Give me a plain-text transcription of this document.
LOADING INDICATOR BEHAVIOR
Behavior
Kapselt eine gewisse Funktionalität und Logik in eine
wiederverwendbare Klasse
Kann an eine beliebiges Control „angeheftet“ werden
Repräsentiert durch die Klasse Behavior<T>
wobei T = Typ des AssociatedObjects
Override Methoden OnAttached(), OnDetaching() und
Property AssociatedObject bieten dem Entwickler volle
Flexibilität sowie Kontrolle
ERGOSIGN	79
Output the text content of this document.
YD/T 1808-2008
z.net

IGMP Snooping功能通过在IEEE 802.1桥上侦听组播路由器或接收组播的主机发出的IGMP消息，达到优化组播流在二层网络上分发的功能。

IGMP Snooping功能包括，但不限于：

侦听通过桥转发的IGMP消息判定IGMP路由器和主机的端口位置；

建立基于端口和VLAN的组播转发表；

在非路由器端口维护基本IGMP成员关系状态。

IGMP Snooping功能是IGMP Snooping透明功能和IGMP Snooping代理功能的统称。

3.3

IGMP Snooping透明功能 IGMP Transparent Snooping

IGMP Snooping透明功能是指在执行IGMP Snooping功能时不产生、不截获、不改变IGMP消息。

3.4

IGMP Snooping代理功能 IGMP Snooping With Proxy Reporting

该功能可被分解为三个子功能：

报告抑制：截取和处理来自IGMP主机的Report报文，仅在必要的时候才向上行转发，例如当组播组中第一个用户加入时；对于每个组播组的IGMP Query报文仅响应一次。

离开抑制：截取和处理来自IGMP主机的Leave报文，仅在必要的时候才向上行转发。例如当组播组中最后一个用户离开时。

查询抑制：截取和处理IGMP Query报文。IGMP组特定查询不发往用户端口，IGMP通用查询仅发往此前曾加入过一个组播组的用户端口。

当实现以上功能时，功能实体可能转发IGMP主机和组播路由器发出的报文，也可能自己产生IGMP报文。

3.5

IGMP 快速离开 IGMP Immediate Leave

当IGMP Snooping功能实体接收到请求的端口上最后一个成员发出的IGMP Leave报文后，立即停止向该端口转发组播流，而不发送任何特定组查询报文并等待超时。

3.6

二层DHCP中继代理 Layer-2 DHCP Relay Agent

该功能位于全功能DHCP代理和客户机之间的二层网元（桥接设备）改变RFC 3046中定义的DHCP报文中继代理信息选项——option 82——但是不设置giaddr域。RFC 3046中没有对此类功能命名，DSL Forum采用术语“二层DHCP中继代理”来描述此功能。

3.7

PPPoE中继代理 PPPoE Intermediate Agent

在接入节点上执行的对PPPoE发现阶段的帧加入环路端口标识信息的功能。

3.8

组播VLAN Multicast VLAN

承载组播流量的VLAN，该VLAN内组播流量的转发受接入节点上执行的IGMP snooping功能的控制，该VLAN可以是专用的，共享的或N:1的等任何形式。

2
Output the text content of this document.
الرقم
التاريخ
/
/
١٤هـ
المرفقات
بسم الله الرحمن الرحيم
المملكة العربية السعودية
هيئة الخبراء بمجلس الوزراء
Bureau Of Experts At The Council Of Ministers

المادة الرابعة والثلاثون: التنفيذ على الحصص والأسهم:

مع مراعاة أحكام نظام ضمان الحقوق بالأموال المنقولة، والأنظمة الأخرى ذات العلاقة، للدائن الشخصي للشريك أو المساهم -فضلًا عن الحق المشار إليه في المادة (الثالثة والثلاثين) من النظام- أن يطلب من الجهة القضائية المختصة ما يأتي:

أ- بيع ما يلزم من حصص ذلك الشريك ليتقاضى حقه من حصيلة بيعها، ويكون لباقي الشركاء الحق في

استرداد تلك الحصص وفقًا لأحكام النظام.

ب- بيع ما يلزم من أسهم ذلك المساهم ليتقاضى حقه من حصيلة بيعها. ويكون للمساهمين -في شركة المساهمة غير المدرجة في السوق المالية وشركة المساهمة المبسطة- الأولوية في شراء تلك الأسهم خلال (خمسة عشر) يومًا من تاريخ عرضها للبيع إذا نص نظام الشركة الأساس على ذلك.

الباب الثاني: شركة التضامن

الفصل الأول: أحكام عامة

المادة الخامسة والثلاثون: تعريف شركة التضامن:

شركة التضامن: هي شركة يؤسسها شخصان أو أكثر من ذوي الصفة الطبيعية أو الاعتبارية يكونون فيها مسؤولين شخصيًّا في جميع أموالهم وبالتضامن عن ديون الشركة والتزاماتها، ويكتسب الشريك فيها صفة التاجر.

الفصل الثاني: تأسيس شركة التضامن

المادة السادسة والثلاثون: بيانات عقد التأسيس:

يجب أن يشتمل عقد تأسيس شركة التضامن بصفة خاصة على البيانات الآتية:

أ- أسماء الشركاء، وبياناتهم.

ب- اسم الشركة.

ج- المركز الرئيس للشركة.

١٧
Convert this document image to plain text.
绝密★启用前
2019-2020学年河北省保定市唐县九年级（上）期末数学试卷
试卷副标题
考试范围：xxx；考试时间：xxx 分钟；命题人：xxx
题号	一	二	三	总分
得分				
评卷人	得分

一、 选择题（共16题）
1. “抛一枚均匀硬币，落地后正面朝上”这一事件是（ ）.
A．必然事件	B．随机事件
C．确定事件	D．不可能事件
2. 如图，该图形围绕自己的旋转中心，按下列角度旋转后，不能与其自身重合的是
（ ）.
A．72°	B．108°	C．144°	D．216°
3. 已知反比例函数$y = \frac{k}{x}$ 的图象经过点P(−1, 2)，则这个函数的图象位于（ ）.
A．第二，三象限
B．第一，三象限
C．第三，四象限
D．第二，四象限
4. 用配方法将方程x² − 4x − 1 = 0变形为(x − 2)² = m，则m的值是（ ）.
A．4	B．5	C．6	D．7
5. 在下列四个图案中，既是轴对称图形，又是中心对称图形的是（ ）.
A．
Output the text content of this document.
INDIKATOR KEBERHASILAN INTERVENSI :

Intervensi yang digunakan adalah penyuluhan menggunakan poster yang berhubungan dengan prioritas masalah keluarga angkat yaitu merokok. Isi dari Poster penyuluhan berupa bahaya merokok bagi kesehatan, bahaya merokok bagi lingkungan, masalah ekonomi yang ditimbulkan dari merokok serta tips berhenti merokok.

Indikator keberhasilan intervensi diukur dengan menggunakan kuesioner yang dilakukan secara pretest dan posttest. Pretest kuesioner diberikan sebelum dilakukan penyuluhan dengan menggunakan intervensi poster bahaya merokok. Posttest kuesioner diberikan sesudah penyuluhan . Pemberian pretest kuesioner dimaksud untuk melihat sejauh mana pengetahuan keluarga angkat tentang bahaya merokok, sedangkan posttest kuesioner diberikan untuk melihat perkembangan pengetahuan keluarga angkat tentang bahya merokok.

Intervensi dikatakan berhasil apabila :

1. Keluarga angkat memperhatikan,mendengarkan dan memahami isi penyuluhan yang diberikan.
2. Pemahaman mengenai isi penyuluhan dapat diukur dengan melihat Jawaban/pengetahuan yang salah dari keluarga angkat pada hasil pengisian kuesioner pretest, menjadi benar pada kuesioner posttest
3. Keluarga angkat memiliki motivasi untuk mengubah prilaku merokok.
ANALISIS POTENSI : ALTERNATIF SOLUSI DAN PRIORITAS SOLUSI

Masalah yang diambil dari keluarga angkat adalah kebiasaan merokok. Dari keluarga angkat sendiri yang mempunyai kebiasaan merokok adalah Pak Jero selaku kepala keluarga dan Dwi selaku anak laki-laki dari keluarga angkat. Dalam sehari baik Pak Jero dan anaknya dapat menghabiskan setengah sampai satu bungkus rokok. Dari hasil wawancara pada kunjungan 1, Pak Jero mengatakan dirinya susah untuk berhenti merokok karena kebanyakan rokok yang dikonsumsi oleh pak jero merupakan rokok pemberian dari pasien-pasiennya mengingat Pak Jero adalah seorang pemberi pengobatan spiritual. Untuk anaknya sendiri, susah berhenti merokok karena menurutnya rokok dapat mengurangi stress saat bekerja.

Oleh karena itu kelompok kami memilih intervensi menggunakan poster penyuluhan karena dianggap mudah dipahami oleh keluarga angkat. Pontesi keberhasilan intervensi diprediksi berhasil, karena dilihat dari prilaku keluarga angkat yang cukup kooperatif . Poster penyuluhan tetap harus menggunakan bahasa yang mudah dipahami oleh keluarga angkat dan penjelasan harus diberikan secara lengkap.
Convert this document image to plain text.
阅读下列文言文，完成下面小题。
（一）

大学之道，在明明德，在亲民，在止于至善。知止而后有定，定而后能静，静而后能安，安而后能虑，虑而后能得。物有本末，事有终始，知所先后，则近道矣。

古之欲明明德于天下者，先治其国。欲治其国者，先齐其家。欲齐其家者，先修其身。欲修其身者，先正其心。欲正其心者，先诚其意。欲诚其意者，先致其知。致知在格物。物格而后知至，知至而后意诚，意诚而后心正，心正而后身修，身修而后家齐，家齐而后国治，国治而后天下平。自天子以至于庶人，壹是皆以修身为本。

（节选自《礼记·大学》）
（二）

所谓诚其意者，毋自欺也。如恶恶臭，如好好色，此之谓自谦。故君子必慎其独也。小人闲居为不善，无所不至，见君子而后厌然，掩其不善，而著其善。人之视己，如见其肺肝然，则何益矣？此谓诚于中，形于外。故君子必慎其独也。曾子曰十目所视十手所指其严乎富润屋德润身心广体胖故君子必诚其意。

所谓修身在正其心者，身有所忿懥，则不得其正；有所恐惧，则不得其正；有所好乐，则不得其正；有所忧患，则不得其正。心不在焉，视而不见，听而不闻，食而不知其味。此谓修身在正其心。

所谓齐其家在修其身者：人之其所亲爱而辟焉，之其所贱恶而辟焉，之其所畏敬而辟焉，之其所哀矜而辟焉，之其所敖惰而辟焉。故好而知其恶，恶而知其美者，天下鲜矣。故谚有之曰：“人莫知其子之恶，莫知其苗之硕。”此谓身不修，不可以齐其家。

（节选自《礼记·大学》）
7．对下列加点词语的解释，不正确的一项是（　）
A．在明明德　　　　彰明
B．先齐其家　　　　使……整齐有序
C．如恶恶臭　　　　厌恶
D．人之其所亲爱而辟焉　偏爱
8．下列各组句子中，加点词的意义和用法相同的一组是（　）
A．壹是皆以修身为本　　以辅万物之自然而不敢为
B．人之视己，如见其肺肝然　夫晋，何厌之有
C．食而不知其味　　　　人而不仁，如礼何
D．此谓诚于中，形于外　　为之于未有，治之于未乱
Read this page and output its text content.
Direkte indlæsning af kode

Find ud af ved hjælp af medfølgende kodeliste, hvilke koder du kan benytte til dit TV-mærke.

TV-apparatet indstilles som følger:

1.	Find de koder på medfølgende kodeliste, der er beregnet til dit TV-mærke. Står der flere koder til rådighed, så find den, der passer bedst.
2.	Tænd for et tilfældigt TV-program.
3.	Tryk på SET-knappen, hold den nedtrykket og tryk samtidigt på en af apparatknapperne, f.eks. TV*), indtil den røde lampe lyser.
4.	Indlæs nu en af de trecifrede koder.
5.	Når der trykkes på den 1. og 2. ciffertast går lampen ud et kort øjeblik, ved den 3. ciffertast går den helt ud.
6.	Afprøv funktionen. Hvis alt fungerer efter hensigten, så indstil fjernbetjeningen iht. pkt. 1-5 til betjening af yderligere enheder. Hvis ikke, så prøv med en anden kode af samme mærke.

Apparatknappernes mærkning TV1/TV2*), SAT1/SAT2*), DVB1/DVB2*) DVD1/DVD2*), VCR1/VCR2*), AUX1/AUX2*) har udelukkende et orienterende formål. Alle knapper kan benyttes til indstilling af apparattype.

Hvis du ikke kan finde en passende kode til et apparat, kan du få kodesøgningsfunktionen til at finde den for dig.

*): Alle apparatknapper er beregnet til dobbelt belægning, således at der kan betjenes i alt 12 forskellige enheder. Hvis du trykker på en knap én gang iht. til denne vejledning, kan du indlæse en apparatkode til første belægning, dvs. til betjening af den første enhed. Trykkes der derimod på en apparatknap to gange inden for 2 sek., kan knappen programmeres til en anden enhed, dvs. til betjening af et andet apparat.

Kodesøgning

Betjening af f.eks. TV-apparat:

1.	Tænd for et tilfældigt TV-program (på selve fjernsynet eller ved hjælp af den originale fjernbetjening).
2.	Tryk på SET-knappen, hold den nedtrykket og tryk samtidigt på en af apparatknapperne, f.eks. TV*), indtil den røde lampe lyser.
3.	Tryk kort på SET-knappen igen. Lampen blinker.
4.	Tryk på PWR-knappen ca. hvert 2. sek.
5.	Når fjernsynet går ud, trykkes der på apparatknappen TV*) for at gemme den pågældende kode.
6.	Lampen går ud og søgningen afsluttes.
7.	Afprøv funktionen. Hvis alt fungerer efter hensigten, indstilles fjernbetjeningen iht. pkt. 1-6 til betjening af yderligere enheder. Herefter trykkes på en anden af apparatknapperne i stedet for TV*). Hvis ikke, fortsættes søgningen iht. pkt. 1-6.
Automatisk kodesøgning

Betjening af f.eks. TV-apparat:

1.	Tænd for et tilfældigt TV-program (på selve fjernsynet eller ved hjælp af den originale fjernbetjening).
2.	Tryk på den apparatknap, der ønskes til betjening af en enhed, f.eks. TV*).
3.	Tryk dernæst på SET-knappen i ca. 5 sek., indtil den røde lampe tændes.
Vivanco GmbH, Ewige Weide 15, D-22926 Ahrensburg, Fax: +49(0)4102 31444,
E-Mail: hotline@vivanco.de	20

▶ _What is asked_
Leave out every line without the string "ويكون" and copy the rest.

▶ _Exercise answer_
أ- بيع ما يلزم من حصص ذلك الشريك ليتقاضى حقه من حصيلة بيعها، ويكون لباقي الشركاء الحق في
ب- بيع ما يلزم من أسهم ذلك المساهم ليتقاضى حقه من حصيلة بيعها. ويكون للمساهمين -في شركة المساهمة غير المدرجة في السوق المالية وشركة المساهمة المبسطة- الأولوية في شراء تلك الأسهم خلال (خمسة عشر) يومًا من تاريخ عرضها للبيع إذا نص نظام الشركة الأساس على ذلك.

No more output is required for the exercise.